··· GIVEN RECORDS ···
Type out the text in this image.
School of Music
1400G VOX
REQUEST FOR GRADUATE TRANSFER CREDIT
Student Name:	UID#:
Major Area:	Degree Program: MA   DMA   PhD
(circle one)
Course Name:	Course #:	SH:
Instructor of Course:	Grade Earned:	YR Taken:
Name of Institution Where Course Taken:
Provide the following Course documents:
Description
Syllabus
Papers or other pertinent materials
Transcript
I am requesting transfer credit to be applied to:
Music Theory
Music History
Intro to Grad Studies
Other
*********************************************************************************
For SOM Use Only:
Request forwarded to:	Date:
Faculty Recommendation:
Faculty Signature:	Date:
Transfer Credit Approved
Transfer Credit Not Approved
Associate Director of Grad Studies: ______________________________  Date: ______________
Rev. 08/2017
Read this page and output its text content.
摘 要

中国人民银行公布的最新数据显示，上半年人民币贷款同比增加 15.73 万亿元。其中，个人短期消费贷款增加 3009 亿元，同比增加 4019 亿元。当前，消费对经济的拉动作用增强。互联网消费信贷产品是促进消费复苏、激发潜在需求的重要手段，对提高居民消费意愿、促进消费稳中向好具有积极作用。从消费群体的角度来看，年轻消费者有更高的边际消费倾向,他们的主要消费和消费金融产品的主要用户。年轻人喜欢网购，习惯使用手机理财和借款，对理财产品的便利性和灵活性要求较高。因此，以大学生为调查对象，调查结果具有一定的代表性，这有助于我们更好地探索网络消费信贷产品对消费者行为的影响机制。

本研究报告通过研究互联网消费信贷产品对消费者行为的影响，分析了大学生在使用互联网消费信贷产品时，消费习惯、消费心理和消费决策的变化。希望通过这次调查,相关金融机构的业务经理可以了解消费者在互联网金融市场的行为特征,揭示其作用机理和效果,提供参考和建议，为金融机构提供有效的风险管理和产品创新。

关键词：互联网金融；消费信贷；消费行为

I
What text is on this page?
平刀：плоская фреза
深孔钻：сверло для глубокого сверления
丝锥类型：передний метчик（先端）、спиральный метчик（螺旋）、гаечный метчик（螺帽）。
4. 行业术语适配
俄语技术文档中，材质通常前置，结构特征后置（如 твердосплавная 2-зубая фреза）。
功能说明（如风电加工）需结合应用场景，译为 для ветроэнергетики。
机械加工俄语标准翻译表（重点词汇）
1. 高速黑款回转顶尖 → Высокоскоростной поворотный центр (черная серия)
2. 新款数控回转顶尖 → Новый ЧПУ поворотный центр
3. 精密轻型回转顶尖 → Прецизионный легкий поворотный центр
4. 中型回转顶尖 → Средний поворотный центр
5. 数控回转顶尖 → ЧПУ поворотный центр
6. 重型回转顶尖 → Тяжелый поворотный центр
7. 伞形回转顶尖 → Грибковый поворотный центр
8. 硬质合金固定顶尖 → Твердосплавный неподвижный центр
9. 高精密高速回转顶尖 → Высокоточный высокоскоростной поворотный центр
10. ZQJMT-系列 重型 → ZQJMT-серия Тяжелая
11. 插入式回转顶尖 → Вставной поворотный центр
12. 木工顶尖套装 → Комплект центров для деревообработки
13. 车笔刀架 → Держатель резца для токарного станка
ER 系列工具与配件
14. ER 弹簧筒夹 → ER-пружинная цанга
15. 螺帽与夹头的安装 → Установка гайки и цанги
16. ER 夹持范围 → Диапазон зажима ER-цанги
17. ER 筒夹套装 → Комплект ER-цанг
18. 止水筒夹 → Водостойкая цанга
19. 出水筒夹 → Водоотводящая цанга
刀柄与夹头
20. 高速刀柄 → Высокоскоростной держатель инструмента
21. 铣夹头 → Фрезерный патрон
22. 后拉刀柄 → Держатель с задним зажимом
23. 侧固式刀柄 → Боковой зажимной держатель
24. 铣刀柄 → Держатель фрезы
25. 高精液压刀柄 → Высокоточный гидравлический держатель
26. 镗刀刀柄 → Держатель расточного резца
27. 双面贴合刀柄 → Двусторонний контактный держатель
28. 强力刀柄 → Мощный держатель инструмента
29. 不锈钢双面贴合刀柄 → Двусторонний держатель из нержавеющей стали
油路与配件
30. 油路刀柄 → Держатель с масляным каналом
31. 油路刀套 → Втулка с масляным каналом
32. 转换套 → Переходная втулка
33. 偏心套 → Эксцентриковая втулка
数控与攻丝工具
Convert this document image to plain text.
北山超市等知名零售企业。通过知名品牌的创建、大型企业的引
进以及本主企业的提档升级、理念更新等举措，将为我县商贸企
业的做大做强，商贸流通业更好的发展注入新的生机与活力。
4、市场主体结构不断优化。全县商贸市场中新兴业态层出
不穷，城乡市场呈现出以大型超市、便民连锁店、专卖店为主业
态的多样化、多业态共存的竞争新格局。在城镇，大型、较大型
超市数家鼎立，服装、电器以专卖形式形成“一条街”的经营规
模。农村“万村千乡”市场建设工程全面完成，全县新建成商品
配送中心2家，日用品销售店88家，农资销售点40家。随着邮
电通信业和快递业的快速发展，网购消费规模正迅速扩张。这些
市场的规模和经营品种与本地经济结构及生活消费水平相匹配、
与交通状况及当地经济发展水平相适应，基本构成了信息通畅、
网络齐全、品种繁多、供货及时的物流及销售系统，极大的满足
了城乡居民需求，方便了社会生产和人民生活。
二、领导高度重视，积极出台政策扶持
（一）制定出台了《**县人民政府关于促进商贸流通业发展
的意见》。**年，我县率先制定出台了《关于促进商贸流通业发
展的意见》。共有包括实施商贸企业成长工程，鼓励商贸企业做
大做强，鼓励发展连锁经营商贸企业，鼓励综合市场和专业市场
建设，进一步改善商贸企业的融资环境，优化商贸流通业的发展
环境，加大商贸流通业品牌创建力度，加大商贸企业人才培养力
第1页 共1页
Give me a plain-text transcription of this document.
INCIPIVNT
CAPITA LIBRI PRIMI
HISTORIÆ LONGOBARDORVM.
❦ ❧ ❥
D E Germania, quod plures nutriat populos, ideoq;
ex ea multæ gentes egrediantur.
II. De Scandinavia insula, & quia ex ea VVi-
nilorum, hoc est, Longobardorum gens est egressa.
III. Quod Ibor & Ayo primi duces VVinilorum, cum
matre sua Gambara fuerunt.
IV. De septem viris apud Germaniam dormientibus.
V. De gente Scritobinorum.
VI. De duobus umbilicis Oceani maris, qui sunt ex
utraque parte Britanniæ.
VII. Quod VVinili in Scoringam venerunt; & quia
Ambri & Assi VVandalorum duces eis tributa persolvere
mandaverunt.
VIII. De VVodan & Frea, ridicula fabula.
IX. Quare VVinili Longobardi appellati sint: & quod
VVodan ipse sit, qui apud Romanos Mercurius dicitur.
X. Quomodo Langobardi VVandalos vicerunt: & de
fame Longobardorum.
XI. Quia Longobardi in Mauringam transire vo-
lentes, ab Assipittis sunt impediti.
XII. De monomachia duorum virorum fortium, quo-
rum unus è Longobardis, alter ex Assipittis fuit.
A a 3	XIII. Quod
···
* JOB:
Identify every line above that includes the word "text", and show those lines.

* THE RESPONSE:
Type out the text in this image.
Read this page and output its text content.
What text is on this page?
Convert this document image to plain text.
Give me a plain-text transcription of this document.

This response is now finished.